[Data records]
* * * * *

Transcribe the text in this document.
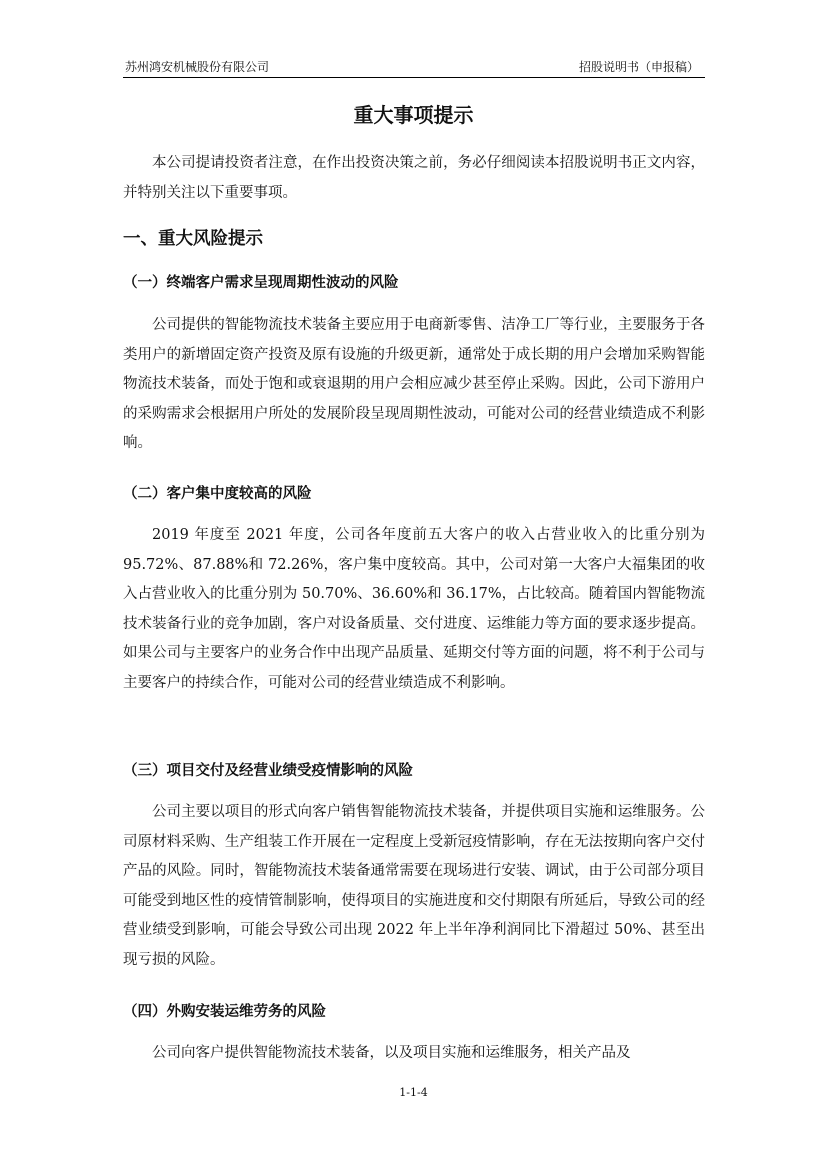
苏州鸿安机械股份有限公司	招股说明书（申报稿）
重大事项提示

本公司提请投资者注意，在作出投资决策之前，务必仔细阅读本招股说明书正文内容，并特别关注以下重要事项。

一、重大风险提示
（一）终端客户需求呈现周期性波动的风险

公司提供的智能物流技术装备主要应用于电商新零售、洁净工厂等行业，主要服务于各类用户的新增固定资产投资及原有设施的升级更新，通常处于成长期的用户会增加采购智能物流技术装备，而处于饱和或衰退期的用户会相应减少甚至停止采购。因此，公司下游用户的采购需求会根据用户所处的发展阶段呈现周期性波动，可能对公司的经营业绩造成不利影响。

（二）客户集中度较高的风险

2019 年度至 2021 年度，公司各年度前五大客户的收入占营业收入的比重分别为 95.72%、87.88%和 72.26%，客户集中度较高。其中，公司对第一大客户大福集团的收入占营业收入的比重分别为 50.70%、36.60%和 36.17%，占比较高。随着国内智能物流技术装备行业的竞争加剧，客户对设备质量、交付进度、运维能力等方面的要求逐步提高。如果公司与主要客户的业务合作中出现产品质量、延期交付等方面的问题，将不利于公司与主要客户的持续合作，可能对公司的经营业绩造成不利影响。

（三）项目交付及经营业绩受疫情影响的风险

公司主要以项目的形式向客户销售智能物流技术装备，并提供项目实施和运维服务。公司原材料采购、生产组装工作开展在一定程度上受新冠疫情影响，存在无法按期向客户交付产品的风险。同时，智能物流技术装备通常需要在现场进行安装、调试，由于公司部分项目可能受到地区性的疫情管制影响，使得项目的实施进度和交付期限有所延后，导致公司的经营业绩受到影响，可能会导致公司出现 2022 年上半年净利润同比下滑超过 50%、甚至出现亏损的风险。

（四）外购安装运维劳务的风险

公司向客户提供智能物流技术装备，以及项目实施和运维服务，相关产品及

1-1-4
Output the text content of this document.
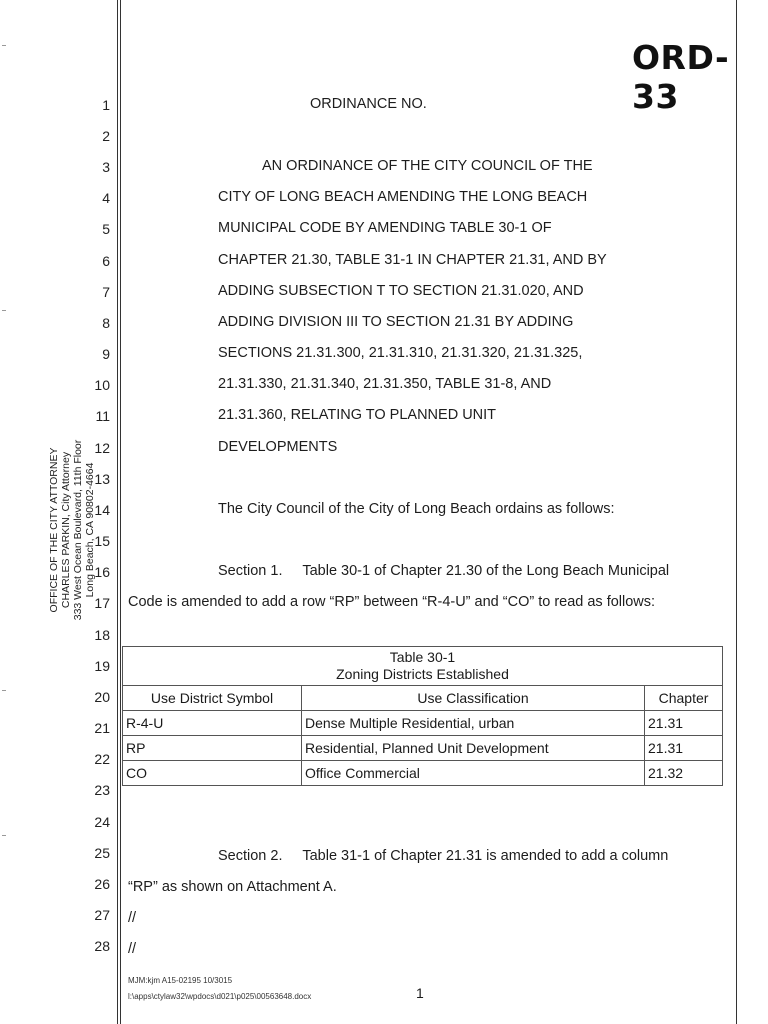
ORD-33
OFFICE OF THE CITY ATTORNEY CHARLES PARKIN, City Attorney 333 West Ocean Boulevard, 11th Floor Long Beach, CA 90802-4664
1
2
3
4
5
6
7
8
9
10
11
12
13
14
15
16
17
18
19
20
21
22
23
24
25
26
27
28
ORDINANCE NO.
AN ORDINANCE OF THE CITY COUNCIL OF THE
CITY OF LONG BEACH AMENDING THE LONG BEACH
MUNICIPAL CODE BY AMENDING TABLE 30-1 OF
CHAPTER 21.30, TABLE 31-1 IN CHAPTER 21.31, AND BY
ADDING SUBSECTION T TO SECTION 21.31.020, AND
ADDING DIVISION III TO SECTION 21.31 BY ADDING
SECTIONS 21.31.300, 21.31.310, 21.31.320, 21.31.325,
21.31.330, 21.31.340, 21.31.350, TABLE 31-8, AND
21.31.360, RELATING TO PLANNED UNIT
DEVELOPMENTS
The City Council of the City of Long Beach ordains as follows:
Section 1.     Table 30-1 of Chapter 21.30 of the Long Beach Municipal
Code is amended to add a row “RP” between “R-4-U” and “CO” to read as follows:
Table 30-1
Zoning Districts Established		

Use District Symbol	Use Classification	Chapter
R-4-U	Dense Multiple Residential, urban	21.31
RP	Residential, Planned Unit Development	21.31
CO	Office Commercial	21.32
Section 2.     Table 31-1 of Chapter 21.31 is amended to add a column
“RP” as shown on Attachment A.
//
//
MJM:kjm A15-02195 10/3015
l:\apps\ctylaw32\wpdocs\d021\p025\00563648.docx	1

* * * * *

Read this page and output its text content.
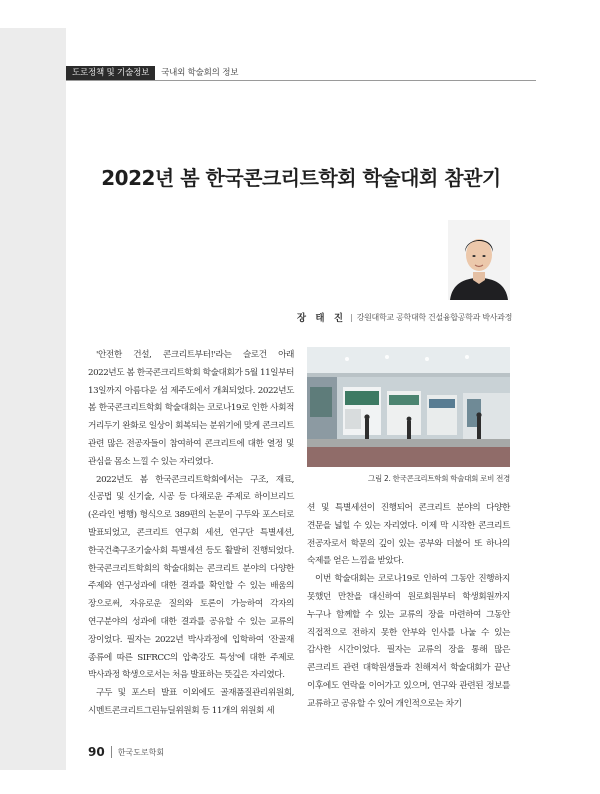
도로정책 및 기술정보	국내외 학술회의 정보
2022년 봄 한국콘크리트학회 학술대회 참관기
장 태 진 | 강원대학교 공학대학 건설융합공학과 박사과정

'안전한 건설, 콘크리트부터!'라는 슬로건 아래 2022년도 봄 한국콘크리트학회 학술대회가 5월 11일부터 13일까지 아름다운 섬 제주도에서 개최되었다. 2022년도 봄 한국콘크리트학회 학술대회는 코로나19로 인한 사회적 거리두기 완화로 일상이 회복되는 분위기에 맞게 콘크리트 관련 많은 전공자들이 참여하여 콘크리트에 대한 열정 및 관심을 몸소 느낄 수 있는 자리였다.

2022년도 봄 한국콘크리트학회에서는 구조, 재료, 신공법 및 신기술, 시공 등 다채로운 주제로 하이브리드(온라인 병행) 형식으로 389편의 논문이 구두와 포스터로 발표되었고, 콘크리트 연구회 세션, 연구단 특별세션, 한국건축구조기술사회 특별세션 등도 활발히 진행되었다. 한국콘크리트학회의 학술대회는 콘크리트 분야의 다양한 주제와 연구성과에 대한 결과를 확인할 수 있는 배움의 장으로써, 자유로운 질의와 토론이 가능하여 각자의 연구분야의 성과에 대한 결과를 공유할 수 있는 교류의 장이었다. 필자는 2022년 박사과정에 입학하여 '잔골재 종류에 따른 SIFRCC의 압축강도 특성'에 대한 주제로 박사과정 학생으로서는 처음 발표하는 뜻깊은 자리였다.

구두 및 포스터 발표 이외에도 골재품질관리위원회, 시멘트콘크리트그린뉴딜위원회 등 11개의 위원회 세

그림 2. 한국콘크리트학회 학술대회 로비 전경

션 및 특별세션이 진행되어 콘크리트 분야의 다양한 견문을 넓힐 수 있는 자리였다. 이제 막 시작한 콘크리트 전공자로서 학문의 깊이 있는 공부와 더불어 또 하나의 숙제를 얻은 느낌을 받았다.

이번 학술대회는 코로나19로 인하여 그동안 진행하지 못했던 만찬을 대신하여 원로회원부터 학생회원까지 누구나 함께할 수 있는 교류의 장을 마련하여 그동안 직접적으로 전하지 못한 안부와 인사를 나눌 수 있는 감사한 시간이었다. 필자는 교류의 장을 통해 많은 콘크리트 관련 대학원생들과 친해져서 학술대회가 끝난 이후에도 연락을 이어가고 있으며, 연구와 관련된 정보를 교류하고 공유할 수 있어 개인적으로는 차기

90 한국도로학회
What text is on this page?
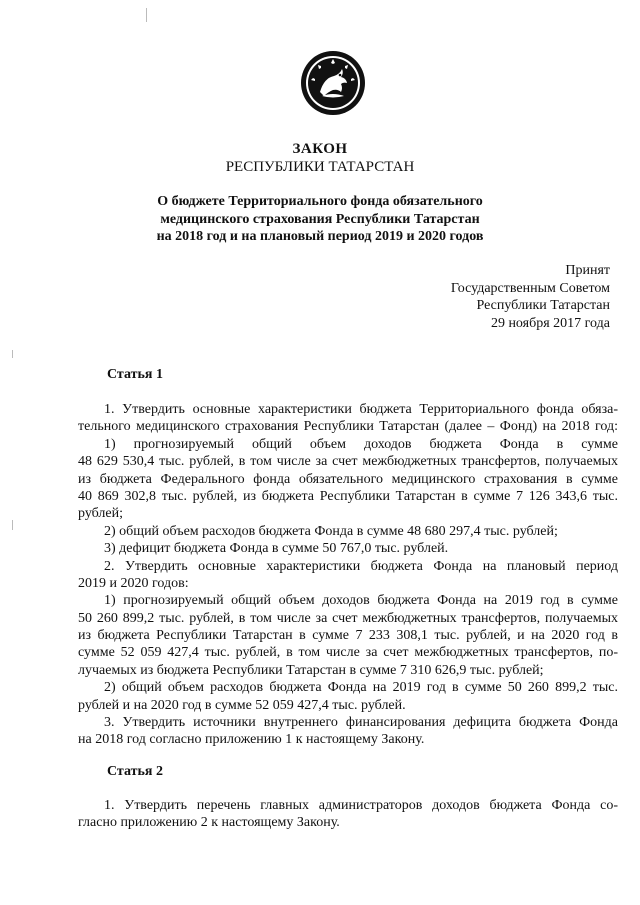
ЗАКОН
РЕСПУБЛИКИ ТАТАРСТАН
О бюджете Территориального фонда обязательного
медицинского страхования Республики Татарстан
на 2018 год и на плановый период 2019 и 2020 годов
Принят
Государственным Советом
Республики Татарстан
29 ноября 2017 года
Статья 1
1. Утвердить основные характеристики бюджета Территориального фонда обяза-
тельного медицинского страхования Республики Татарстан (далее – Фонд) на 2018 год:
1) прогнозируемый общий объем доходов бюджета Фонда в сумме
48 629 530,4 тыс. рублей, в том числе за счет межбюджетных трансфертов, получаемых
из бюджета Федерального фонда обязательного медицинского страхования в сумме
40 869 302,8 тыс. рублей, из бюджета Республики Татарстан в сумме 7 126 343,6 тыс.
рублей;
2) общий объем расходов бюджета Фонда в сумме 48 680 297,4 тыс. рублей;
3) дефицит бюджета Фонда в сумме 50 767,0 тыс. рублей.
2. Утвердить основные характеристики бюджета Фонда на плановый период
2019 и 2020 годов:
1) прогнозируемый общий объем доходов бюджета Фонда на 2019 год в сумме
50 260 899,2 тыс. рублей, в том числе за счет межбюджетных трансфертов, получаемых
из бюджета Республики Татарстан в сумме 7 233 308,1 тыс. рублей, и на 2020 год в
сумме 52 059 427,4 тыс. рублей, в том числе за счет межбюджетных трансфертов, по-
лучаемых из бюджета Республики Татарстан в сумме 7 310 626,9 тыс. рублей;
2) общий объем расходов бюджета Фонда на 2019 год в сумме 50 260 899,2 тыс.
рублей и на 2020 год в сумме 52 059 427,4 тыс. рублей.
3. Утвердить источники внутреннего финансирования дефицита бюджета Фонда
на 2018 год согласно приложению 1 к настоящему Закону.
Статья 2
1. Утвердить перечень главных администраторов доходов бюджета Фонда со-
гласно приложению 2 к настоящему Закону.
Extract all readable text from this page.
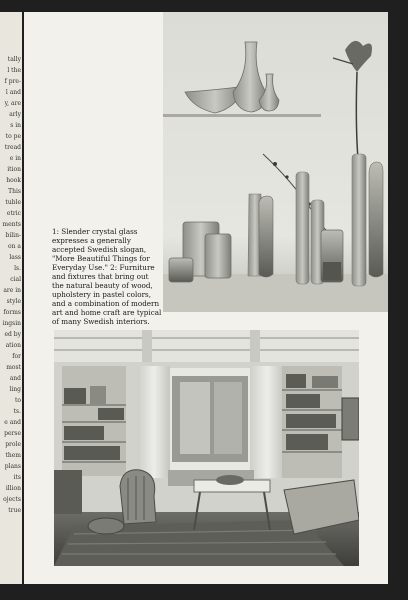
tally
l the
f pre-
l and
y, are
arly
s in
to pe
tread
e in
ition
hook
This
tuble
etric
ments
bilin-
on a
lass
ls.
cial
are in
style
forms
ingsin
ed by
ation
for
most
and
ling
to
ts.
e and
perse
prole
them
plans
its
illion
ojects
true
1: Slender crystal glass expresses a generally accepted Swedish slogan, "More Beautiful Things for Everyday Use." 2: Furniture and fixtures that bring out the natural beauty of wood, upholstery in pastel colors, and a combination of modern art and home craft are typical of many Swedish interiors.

* * * * *

SET PROBLEM:
Find every line above that contains the word "годов", and return each one.

RESPONSE:
на 2018 год и на плановый период 2019 и 2020 годов
2019 и 2020 годов:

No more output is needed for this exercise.